Short problem:
Reproduce each line of the data below verbatim, with no changes.

Materials provided:
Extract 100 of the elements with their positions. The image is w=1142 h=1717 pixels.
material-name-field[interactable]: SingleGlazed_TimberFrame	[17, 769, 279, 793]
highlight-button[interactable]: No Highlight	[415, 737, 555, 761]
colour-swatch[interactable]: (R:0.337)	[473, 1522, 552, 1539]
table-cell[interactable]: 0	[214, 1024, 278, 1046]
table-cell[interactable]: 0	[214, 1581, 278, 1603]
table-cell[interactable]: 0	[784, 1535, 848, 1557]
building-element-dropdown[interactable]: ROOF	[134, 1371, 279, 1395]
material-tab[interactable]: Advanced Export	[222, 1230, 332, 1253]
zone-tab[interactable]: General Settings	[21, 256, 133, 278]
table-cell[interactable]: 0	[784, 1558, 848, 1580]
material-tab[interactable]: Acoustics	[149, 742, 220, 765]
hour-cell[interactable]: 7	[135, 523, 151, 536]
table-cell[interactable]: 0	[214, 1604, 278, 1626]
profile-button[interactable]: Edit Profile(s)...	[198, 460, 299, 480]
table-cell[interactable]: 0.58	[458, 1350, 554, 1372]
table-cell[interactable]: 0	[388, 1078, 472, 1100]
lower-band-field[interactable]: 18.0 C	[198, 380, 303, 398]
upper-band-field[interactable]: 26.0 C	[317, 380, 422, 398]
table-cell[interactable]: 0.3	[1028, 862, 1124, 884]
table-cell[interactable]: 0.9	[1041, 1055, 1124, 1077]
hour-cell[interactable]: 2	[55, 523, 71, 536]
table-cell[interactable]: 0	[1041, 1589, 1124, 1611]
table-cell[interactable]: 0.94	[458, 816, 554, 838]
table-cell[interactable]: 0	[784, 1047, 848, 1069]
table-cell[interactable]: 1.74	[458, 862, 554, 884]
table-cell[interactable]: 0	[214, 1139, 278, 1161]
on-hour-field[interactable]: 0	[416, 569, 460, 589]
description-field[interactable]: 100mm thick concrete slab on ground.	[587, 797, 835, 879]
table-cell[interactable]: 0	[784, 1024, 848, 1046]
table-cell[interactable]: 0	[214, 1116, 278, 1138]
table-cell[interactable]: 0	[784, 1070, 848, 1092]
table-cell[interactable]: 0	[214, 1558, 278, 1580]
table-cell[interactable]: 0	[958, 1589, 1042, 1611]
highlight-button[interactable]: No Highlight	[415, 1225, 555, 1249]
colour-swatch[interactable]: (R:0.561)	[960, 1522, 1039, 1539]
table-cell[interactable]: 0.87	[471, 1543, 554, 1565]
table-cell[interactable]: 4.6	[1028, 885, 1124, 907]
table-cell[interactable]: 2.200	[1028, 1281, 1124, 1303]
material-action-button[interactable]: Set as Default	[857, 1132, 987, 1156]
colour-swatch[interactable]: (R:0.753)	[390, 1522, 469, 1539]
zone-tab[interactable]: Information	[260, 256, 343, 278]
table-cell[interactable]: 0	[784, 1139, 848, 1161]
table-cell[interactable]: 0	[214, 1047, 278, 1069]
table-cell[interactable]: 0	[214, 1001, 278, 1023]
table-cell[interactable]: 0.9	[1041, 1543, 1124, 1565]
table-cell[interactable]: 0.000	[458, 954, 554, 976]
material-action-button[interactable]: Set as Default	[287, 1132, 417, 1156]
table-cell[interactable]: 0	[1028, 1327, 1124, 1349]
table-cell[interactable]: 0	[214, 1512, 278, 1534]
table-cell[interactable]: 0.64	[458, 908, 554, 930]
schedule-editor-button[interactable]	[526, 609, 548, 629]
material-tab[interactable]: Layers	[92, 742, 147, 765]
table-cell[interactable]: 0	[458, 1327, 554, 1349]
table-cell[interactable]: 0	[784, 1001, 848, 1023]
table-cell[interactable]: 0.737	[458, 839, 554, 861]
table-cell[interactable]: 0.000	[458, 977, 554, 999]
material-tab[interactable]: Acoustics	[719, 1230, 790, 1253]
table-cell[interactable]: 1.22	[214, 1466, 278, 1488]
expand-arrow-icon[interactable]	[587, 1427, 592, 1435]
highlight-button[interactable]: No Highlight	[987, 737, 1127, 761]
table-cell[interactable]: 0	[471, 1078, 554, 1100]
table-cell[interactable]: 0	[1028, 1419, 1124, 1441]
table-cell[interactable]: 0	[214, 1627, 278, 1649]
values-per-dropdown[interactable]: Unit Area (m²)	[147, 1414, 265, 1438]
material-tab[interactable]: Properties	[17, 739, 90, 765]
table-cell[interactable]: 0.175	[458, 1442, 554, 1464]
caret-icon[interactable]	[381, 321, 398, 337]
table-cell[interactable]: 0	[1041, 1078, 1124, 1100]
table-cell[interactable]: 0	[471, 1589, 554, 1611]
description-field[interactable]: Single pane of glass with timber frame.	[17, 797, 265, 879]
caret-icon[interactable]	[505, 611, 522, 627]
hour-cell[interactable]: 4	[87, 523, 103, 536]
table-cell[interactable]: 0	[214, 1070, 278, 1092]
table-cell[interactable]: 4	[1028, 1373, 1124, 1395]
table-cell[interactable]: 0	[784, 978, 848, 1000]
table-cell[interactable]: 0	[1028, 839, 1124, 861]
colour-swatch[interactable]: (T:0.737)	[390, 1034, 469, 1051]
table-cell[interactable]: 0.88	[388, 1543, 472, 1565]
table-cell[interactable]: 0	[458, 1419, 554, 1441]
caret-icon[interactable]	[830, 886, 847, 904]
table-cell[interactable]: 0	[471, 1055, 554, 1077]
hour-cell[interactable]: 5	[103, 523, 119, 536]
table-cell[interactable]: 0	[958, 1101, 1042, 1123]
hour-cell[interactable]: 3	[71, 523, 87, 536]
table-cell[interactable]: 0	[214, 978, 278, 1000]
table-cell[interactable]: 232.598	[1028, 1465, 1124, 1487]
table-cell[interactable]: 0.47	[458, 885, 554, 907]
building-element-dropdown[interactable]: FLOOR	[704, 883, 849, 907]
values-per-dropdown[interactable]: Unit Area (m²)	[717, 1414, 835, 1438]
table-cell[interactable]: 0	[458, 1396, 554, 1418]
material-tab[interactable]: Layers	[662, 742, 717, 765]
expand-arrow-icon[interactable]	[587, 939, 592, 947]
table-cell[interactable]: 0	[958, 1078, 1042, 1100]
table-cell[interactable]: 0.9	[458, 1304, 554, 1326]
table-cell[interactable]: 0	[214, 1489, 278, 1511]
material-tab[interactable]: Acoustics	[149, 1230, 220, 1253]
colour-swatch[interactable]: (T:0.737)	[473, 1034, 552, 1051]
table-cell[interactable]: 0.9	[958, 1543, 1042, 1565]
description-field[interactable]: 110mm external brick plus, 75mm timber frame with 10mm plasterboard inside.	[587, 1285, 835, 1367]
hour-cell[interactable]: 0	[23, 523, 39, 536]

Reply:
Extract 100 of the elements with their positions. The image is w=1142 h=1717 pixels.
material-name-field[interactable]: SingleGlazed_TimberFrame	[17, 769, 279, 793]
highlight-button[interactable]: No Highlight	[415, 737, 555, 761]
colour-swatch[interactable]: (R:0.337)	[473, 1522, 552, 1539]
table-cell[interactable]: 0	[214, 1024, 278, 1046]
table-cell[interactable]: 0	[214, 1581, 278, 1603]
table-cell[interactable]: 0	[784, 1535, 848, 1557]
building-element-dropdown[interactable]: ROOF	[134, 1371, 279, 1395]
material-tab[interactable]: Advanced Export	[222, 1230, 332, 1253]
zone-tab[interactable]: General Settings	[21, 256, 133, 278]
table-cell[interactable]: 0	[784, 1558, 848, 1580]
material-tab[interactable]: Acoustics	[149, 742, 220, 765]
hour-cell[interactable]: 7	[135, 523, 151, 536]
table-cell[interactable]: 0	[214, 1604, 278, 1626]
profile-button[interactable]: Edit Profile(s)...	[198, 460, 299, 480]
table-cell[interactable]: 0.58	[458, 1350, 554, 1372]
table-cell[interactable]: 0	[388, 1078, 472, 1100]
lower-band-field[interactable]: 18.0 C	[198, 380, 303, 398]
upper-band-field[interactable]: 26.0 C	[317, 380, 422, 398]
table-cell[interactable]: 0.3	[1028, 862, 1124, 884]
table-cell[interactable]: 0.9	[1041, 1055, 1124, 1077]
hour-cell[interactable]: 2	[55, 523, 71, 536]
table-cell[interactable]: 0	[1041, 1589, 1124, 1611]
table-cell[interactable]: 0.94	[458, 816, 554, 838]
table-cell[interactable]: 0	[784, 1047, 848, 1069]
table-cell[interactable]: 1.74	[458, 862, 554, 884]
table-cell[interactable]: 0	[214, 1139, 278, 1161]
on-hour-field[interactable]: 0	[416, 569, 460, 589]
description-field[interactable]: 100mm thick concrete slab on ground.	[587, 797, 835, 879]
table-cell[interactable]: 0	[784, 1024, 848, 1046]
table-cell[interactable]: 0	[214, 1116, 278, 1138]
table-cell[interactable]: 0	[784, 1070, 848, 1092]
table-cell[interactable]: 0	[214, 1558, 278, 1580]
table-cell[interactable]: 0	[958, 1589, 1042, 1611]
highlight-button[interactable]: No Highlight	[415, 1225, 555, 1249]
colour-swatch[interactable]: (R:0.561)	[960, 1522, 1039, 1539]
table-cell[interactable]: 0.87	[471, 1543, 554, 1565]
table-cell[interactable]: 4.6	[1028, 885, 1124, 907]
table-cell[interactable]: 2.200	[1028, 1281, 1124, 1303]
material-action-button[interactable]: Set as Default	[857, 1132, 987, 1156]
colour-swatch[interactable]: (R:0.753)	[390, 1522, 469, 1539]
zone-tab[interactable]: Information	[260, 256, 343, 278]
table-cell[interactable]: 0	[784, 1139, 848, 1161]
table-cell[interactable]: 0	[214, 1047, 278, 1069]
table-cell[interactable]: 0	[214, 1001, 278, 1023]
table-cell[interactable]: 0.9	[1041, 1543, 1124, 1565]
table-cell[interactable]: 0.000	[458, 954, 554, 976]
material-action-button[interactable]: Set as Default	[287, 1132, 417, 1156]
table-cell[interactable]: 0	[1028, 1327, 1124, 1349]
table-cell[interactable]: 0	[214, 1512, 278, 1534]
table-cell[interactable]: 0.64	[458, 908, 554, 930]
schedule-editor-button[interactable]	[526, 609, 548, 629]
material-tab[interactable]: Layers	[92, 742, 147, 765]
table-cell[interactable]: 0	[458, 1327, 554, 1349]
table-cell[interactable]: 0	[784, 1001, 848, 1023]
table-cell[interactable]: 0.737	[458, 839, 554, 861]
table-cell[interactable]: 0.000	[458, 977, 554, 999]
material-tab[interactable]: Acoustics	[719, 1230, 790, 1253]
table-cell[interactable]: 1.22	[214, 1466, 278, 1488]
expand-arrow-icon[interactable]	[587, 1427, 592, 1435]
highlight-button[interactable]: No Highlight	[987, 737, 1127, 761]
table-cell[interactable]: 0	[471, 1078, 554, 1100]
table-cell[interactable]: 0	[1028, 1419, 1124, 1441]
table-cell[interactable]: 0	[214, 1627, 278, 1649]
values-per-dropdown[interactable]: Unit Area (m²)	[147, 1414, 265, 1438]
material-tab[interactable]: Properties	[17, 739, 90, 765]
table-cell[interactable]: 0.175	[458, 1442, 554, 1464]
caret-icon[interactable]	[381, 321, 398, 337]
table-cell[interactable]: 0	[1041, 1078, 1124, 1100]
table-cell[interactable]: 0	[471, 1589, 554, 1611]
description-field[interactable]: Single pane of glass with timber frame.	[17, 797, 265, 879]
caret-icon[interactable]	[505, 611, 522, 627]
hour-cell[interactable]: 4	[87, 523, 103, 536]
table-cell[interactable]: 0	[214, 1070, 278, 1092]
table-cell[interactable]: 4	[1028, 1373, 1124, 1395]
table-cell[interactable]: 0	[784, 978, 848, 1000]
table-cell[interactable]: 0	[1028, 839, 1124, 861]
colour-swatch[interactable]: (T:0.737)	[390, 1034, 469, 1051]
table-cell[interactable]: 0.88	[388, 1543, 472, 1565]
table-cell[interactable]: 0	[458, 1419, 554, 1441]
caret-icon[interactable]	[830, 886, 847, 904]
table-cell[interactable]: 0	[471, 1055, 554, 1077]
hour-cell[interactable]: 5	[103, 523, 119, 536]
table-cell[interactable]: 0	[958, 1101, 1042, 1123]
hour-cell[interactable]: 3	[71, 523, 87, 536]
table-cell[interactable]: 0	[214, 978, 278, 1000]
table-cell[interactable]: 232.598	[1028, 1465, 1124, 1487]
table-cell[interactable]: 0.47	[458, 885, 554, 907]
building-element-dropdown[interactable]: FLOOR	[704, 883, 849, 907]
values-per-dropdown[interactable]: Unit Area (m²)	[717, 1414, 835, 1438]
table-cell[interactable]: 0	[458, 1396, 554, 1418]
material-tab[interactable]: Layers	[662, 742, 717, 765]
expand-arrow-icon[interactable]	[587, 939, 592, 947]
table-cell[interactable]: 0	[958, 1078, 1042, 1100]
table-cell[interactable]: 0.9	[458, 1304, 554, 1326]
table-cell[interactable]: 0	[214, 1489, 278, 1511]
material-tab[interactable]: Acoustics	[149, 1230, 220, 1253]
colour-swatch[interactable]: (T:0.737)	[473, 1034, 552, 1051]
table-cell[interactable]: 0.9	[958, 1543, 1042, 1565]
description-field[interactable]: 110mm external brick plus, 75mm timber frame with 10mm plasterboard inside.	[587, 1285, 835, 1367]
hour-cell[interactable]: 0	[23, 523, 39, 536]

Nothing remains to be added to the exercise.